▶ _SET EXERCISE_: Type out the material below exactly.

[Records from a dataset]
════════════════════

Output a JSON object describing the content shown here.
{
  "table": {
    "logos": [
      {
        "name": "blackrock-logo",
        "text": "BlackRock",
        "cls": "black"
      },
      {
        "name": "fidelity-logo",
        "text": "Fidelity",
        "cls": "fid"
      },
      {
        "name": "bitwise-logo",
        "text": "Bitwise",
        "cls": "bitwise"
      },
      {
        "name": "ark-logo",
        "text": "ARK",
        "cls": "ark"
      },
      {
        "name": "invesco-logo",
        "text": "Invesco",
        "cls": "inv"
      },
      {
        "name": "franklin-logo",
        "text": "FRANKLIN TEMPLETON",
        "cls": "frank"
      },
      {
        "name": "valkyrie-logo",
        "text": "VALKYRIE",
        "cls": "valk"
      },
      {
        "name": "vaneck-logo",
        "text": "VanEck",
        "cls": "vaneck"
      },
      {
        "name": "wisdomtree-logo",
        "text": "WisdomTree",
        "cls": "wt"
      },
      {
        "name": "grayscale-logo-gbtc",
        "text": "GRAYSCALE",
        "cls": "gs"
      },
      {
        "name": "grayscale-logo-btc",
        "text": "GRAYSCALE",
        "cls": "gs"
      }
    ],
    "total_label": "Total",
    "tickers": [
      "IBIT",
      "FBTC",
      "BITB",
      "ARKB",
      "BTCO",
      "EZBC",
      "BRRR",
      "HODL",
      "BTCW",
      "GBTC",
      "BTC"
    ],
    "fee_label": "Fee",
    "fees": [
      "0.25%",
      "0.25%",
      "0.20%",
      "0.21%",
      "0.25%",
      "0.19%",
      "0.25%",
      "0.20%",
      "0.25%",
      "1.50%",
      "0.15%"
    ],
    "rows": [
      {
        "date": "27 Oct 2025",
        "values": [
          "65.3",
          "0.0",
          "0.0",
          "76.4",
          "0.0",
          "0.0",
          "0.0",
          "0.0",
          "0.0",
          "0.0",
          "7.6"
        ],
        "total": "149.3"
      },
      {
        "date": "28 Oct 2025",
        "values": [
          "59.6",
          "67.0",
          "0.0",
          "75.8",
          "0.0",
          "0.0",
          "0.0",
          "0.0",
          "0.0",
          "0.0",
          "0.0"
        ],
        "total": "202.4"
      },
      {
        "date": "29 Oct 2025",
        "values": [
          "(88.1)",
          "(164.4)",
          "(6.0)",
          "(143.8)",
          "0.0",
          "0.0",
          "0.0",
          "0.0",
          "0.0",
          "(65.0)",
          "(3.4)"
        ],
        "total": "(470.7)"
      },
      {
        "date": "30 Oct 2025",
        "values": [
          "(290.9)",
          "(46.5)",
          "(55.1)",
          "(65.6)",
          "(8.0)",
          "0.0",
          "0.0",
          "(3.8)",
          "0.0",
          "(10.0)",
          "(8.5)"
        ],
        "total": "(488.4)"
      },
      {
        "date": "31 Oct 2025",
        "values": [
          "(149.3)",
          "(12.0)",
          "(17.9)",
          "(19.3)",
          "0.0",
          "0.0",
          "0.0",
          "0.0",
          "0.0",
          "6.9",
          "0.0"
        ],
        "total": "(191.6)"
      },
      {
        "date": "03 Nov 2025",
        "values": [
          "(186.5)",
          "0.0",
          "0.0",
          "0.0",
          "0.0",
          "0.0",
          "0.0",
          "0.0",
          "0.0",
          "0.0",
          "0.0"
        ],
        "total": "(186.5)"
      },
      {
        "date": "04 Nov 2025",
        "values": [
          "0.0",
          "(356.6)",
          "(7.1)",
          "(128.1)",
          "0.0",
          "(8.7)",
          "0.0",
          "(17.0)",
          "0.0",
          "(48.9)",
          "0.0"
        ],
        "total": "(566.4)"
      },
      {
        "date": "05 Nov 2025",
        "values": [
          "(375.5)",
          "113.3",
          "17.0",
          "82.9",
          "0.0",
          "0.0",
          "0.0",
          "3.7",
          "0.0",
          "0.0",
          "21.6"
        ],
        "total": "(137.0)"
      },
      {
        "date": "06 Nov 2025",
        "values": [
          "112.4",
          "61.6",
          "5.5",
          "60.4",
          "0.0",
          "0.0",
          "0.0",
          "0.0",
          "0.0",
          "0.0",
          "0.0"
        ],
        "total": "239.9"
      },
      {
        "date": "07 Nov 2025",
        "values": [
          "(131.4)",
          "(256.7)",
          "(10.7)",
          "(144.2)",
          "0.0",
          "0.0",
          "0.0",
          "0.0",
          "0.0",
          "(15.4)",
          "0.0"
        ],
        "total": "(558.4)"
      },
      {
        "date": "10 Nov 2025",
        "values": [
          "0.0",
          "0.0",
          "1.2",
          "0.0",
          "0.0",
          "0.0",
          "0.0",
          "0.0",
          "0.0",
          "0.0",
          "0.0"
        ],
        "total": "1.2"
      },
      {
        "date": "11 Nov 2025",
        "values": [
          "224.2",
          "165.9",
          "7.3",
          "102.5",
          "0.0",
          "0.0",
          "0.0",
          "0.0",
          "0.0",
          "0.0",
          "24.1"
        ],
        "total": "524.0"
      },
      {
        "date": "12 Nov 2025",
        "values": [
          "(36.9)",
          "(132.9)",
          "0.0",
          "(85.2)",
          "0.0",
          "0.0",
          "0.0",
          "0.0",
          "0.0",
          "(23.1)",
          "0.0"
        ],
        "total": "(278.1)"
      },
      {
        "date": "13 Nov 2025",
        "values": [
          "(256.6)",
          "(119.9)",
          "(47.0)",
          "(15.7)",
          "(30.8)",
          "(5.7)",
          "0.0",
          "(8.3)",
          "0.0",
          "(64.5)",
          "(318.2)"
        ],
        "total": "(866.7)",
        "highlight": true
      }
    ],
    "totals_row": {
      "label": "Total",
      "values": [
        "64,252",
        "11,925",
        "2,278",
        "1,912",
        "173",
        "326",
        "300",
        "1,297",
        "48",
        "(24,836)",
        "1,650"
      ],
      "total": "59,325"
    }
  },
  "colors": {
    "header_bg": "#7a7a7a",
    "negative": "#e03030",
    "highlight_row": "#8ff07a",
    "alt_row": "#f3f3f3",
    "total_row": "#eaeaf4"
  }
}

════════════════════

▶ _EXERCISE OUTPUT_:
Output a JSON object describing the content shown here.
{
  "table": {
    "logos": [
      {
        "name": "blackrock-logo",
        "text": "BlackRock",
        "cls": "black"
      },
      {
        "name": "fidelity-logo",
        "text": "Fidelity",
        "cls": "fid"
      },
      {
        "name": "bitwise-logo",
        "text": "Bitwise",
        "cls": "bitwise"
      },
      {
        "name": "ark-logo",
        "text": "ARK",
        "cls": "ark"
      },
      {
        "name": "invesco-logo",
        "text": "Invesco",
        "cls": "inv"
      },
      {
        "name": "franklin-logo",
        "text": "FRANKLIN TEMPLETON",
        "cls": "frank"
      },
      {
        "name": "valkyrie-logo",
        "text": "VALKYRIE",
        "cls": "valk"
      },
      {
        "name": "vaneck-logo",
        "text": "VanEck",
        "cls": "vaneck"
      },
      {
        "name": "wisdomtree-logo",
        "text": "WisdomTree",
        "cls": "wt"
      },
      {
        "name": "grayscale-logo-gbtc",
        "text": "GRAYSCALE",
        "cls": "gs"
      },
      {
        "name": "grayscale-logo-btc",
        "text": "GRAYSCALE",
        "cls": "gs"
      }
    ],
    "total_label": "Total",
    "tickers": [
      "IBIT",
      "FBTC",
      "BITB",
      "ARKB",
      "BTCO",
      "EZBC",
      "BRRR",
      "HODL",
      "BTCW",
      "GBTC",
      "BTC"
    ],
    "fee_label": "Fee",
    "fees": [
      "0.25%",
      "0.25%",
      "0.20%",
      "0.21%",
      "0.25%",
      "0.19%",
      "0.25%",
      "0.20%",
      "0.25%",
      "1.50%",
      "0.15%"
    ],
    "rows": [
      {
        "date": "27 Oct 2025",
        "values": [
          "65.3",
          "0.0",
          "0.0",
          "76.4",
          "0.0",
          "0.0",
          "0.0",
          "0.0",
          "0.0",
          "0.0",
          "7.6"
        ],
        "total": "149.3"
      },
      {
        "date": "28 Oct 2025",
        "values": [
          "59.6",
          "67.0",
          "0.0",
          "75.8",
          "0.0",
          "0.0",
          "0.0",
          "0.0",
          "0.0",
          "0.0",
          "0.0"
        ],
        "total": "202.4"
      },
      {
        "date": "29 Oct 2025",
        "values": [
          "(88.1)",
          "(164.4)",
          "(6.0)",
          "(143.8)",
          "0.0",
          "0.0",
          "0.0",
          "0.0",
          "0.0",
          "(65.0)",
          "(3.4)"
        ],
        "total": "(470.7)"
      },
      {
        "date": "30 Oct 2025",
        "values": [
          "(290.9)",
          "(46.5)",
          "(55.1)",
          "(65.6)",
          "(8.0)",
          "0.0",
          "0.0",
          "(3.8)",
          "0.0",
          "(10.0)",
          "(8.5)"
        ],
        "total": "(488.4)"
      },
      {
        "date": "31 Oct 2025",
        "values": [
          "(149.3)",
          "(12.0)",
          "(17.9)",
          "(19.3)",
          "0.0",
          "0.0",
          "0.0",
          "0.0",
          "0.0",
          "6.9",
          "0.0"
        ],
        "total": "(191.6)"
      },
      {
        "date": "03 Nov 2025",
        "values": [
          "(186.5)",
          "0.0",
          "0.0",
          "0.0",
          "0.0",
          "0.0",
          "0.0",
          "0.0",
          "0.0",
          "0.0",
          "0.0"
        ],
        "total": "(186.5)"
      },
      {
        "date": "04 Nov 2025",
        "values": [
          "0.0",
          "(356.6)",
          "(7.1)",
          "(128.1)",
          "0.0",
          "(8.7)",
          "0.0",
          "(17.0)",
          "0.0",
          "(48.9)",
          "0.0"
        ],
        "total": "(566.4)"
      },
      {
        "date": "05 Nov 2025",
        "values": [
          "(375.5)",
          "113.3",
          "17.0",
          "82.9",
          "0.0",
          "0.0",
          "0.0",
          "3.7",
          "0.0",
          "0.0",
          "21.6"
        ],
        "total": "(137.0)"
      },
      {
        "date": "06 Nov 2025",
        "values": [
          "112.4",
          "61.6",
          "5.5",
          "60.4",
          "0.0",
          "0.0",
          "0.0",
          "0.0",
          "0.0",
          "0.0",
          "0.0"
        ],
        "total": "239.9"
      },
      {
        "date": "07 Nov 2025",
        "values": [
          "(131.4)",
          "(256.7)",
          "(10.7)",
          "(144.2)",
          "0.0",
          "0.0",
          "0.0",
          "0.0",
          "0.0",
          "(15.4)",
          "0.0"
        ],
        "total": "(558.4)"
      },
      {
        "date": "10 Nov 2025",
        "values": [
          "0.0",
          "0.0",
          "1.2",
          "0.0",
          "0.0",
          "0.0",
          "0.0",
          "0.0",
          "0.0",
          "0.0",
          "0.0"
        ],
        "total": "1.2"
      },
      {
        "date": "11 Nov 2025",
        "values": [
          "224.2",
          "165.9",
          "7.3",
          "102.5",
          "0.0",
          "0.0",
          "0.0",
          "0.0",
          "0.0",
          "0.0",
          "24.1"
        ],
        "total": "524.0"
      },
      {
        "date": "12 Nov 2025",
        "values": [
          "(36.9)",
          "(132.9)",
          "0.0",
          "(85.2)",
          "0.0",
          "0.0",
          "0.0",
          "0.0",
          "0.0",
          "(23.1)",
          "0.0"
        ],
        "total": "(278.1)"
      },
      {
        "date": "13 Nov 2025",
        "values": [
          "(256.6)",
          "(119.9)",
          "(47.0)",
          "(15.7)",
          "(30.8)",
          "(5.7)",
          "0.0",
          "(8.3)",
          "0.0",
          "(64.5)",
          "(318.2)"
        ],
        "total": "(866.7)",
        "highlight": true
      }
    ],
    "totals_row": {
      "label": "Total",
      "values": [
        "64,252",
        "11,925",
        "2,278",
        "1,912",
        "173",
        "326",
        "300",
        "1,297",
        "48",
        "(24,836)",
        "1,650"
      ],
      "total": "59,325"
    }
  },
  "colors": {
    "header_bg": "#7a7a7a",
    "negative": "#e03030",
    "highlight_row": "#8ff07a",
    "alt_row": "#f3f3f3",
    "total_row": "#eaeaf4"
  }
}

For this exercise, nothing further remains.